▸ EXERCISE: Select, from the data, each line where "this" occurs.

▸ DATA ENTRIES:

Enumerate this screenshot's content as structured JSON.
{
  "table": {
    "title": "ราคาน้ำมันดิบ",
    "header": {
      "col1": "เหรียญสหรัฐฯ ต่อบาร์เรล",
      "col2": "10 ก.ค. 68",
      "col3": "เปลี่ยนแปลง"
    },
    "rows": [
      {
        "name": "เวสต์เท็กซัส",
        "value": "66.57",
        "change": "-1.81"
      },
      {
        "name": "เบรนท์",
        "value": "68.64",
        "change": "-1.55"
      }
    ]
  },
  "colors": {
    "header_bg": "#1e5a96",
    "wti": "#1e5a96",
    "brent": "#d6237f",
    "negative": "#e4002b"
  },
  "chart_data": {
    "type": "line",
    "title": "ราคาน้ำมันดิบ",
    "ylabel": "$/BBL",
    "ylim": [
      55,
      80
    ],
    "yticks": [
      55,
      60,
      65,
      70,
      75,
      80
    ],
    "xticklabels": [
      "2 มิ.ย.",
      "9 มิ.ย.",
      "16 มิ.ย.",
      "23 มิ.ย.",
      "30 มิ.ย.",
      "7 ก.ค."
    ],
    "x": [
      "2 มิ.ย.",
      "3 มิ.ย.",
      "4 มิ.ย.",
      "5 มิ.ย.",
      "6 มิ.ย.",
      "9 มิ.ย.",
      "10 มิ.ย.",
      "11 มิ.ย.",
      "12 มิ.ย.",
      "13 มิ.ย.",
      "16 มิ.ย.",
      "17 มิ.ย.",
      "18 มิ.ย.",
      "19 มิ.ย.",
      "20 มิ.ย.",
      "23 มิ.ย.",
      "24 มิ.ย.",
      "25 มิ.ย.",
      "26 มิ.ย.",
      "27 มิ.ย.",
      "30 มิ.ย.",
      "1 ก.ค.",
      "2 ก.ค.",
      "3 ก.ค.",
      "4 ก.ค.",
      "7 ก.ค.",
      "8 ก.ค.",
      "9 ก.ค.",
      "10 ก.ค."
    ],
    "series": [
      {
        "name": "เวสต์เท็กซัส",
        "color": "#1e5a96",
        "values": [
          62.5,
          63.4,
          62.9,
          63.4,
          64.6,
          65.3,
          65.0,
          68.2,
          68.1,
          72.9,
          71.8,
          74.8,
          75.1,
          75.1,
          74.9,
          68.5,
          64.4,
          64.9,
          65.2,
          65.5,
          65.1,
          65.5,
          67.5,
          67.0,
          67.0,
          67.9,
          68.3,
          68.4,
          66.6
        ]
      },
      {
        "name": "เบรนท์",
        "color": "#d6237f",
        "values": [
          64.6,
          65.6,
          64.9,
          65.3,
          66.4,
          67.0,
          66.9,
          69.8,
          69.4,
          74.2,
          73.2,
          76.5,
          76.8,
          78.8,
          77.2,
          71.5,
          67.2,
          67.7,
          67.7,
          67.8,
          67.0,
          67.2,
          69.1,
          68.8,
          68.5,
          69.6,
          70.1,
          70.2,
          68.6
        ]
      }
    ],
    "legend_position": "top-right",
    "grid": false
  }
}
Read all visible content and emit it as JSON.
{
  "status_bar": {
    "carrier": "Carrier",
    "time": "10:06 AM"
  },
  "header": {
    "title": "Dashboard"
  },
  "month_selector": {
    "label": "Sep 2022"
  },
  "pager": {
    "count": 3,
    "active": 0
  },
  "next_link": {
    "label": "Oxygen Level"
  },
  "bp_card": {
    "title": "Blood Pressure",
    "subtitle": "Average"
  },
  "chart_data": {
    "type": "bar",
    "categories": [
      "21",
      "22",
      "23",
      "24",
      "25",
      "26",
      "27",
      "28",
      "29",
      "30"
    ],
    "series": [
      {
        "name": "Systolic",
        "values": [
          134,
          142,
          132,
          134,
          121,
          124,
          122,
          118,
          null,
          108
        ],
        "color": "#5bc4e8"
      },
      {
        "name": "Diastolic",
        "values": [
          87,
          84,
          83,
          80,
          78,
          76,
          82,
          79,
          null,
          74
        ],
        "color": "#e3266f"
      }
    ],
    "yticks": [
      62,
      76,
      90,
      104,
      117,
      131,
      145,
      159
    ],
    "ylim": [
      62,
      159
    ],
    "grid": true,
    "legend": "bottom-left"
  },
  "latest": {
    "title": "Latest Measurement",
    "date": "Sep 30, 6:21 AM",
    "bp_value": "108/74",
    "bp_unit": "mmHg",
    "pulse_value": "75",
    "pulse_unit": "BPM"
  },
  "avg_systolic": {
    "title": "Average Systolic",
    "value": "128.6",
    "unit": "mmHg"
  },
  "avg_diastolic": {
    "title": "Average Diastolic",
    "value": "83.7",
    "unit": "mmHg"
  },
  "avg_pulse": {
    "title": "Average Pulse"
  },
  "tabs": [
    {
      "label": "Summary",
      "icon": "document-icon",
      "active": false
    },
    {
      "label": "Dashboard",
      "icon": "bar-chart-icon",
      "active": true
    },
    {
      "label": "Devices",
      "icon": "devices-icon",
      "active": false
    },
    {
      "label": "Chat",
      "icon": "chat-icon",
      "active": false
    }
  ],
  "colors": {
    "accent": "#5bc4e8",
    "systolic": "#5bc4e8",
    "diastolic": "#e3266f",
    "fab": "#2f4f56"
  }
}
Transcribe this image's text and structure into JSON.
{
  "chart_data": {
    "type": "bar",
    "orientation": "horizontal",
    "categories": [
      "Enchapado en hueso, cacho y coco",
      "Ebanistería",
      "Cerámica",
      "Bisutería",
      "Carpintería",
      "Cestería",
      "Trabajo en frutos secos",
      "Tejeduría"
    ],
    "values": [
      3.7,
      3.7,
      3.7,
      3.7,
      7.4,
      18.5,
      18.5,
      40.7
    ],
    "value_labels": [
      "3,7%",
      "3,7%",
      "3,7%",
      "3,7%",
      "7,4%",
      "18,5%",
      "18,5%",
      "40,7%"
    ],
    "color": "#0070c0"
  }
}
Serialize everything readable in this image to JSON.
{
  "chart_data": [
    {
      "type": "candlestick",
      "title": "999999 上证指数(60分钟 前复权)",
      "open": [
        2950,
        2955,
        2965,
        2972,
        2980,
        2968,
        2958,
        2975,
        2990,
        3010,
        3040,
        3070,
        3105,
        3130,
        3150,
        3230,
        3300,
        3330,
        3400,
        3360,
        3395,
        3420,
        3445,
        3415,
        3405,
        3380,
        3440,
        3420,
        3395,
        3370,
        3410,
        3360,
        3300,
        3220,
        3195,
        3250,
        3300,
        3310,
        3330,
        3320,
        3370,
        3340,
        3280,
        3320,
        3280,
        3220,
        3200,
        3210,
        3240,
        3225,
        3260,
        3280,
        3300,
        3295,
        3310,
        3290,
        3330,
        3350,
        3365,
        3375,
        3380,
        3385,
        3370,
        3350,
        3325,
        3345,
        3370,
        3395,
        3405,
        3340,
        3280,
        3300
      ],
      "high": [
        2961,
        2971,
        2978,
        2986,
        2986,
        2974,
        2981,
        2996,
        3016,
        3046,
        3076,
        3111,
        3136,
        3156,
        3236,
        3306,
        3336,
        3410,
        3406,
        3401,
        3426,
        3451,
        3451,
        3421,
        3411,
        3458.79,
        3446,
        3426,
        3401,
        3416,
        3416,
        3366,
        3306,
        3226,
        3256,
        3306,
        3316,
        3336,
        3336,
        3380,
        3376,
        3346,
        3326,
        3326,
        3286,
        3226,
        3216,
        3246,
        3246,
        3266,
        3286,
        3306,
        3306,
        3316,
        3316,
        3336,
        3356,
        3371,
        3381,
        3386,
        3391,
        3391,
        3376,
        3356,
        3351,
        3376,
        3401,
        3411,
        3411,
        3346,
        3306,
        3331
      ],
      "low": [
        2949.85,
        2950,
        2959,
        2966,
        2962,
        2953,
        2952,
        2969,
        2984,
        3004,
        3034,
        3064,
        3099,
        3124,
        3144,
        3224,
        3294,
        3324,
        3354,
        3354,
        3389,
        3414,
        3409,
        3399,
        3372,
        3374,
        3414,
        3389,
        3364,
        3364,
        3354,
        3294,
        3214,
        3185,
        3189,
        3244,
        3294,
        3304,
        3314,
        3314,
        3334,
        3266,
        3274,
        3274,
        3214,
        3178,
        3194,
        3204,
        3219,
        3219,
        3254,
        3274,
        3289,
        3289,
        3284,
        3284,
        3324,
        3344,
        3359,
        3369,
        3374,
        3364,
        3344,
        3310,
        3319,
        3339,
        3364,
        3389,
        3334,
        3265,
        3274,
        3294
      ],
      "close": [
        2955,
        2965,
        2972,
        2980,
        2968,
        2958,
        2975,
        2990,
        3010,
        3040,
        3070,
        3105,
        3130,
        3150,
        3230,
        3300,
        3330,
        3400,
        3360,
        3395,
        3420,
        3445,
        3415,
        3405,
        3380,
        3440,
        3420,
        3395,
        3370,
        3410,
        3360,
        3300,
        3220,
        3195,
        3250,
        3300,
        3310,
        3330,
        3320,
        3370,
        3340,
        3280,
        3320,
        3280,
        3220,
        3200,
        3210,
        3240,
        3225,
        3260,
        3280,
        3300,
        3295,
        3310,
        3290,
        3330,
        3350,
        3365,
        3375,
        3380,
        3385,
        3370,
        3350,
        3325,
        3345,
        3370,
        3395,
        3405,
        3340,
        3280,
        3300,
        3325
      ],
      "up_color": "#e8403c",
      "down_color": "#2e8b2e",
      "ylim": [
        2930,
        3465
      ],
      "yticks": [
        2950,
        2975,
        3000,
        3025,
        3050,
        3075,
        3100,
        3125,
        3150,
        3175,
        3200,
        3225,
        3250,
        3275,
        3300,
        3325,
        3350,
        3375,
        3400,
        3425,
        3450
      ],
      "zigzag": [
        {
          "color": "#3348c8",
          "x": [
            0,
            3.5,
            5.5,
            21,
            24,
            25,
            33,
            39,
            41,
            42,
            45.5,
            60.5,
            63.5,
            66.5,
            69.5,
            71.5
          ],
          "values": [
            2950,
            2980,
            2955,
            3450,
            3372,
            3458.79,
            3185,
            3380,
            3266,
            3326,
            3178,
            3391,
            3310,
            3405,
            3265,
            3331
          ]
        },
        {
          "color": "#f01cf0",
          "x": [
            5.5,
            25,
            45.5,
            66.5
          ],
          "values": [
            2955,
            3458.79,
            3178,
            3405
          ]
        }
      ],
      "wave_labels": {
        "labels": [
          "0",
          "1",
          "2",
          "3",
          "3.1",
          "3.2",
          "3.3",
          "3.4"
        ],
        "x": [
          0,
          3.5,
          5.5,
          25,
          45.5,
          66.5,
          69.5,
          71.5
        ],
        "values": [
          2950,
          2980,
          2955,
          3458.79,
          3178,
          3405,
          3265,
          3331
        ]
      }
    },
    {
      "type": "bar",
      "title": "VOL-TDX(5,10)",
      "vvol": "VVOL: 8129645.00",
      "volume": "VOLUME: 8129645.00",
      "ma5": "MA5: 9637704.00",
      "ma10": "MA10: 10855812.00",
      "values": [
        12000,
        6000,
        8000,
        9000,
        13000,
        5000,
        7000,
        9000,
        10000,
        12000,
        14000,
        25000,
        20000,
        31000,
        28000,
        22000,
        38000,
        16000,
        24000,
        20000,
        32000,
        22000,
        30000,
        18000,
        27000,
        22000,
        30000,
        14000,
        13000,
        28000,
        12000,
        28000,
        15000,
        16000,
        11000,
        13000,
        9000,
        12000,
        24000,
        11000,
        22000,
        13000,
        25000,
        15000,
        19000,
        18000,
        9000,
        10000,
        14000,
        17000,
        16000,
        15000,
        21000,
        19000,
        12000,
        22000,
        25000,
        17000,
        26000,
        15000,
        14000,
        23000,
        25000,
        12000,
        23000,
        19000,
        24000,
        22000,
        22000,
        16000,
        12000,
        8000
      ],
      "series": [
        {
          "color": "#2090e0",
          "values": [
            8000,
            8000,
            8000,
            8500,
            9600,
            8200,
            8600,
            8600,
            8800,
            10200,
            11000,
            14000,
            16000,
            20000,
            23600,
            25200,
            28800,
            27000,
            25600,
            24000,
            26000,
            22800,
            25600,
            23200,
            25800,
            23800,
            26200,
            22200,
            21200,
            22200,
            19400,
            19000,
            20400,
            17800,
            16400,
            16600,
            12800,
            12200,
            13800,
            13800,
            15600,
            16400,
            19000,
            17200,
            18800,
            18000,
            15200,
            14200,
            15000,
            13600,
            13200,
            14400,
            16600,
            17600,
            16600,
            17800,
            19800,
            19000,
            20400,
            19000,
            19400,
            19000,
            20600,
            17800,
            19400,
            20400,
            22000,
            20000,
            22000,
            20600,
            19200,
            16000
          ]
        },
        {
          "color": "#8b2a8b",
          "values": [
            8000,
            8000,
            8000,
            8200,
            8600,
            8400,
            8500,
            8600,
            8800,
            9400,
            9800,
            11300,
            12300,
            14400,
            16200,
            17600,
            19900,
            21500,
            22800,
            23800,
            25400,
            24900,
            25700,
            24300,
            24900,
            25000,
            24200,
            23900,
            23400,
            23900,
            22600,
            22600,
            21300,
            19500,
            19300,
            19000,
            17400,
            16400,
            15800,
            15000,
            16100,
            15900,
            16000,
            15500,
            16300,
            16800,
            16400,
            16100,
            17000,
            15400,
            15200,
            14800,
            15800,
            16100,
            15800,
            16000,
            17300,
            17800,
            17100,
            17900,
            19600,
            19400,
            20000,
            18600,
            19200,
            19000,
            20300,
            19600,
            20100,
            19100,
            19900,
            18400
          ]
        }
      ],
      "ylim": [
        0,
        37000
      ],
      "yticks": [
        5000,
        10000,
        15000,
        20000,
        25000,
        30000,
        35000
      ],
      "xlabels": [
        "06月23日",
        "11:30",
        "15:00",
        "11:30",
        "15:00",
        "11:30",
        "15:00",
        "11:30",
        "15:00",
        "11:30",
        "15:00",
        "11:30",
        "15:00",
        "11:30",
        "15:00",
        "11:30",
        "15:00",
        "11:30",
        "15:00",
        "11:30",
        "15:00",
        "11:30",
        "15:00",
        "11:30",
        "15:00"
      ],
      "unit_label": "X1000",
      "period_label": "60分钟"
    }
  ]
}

▸ REPLY:
Enumerate this screenshot's content as structured JSON.
Transcribe this image's text and structure into JSON.
Serialize everything readable in this image to JSON.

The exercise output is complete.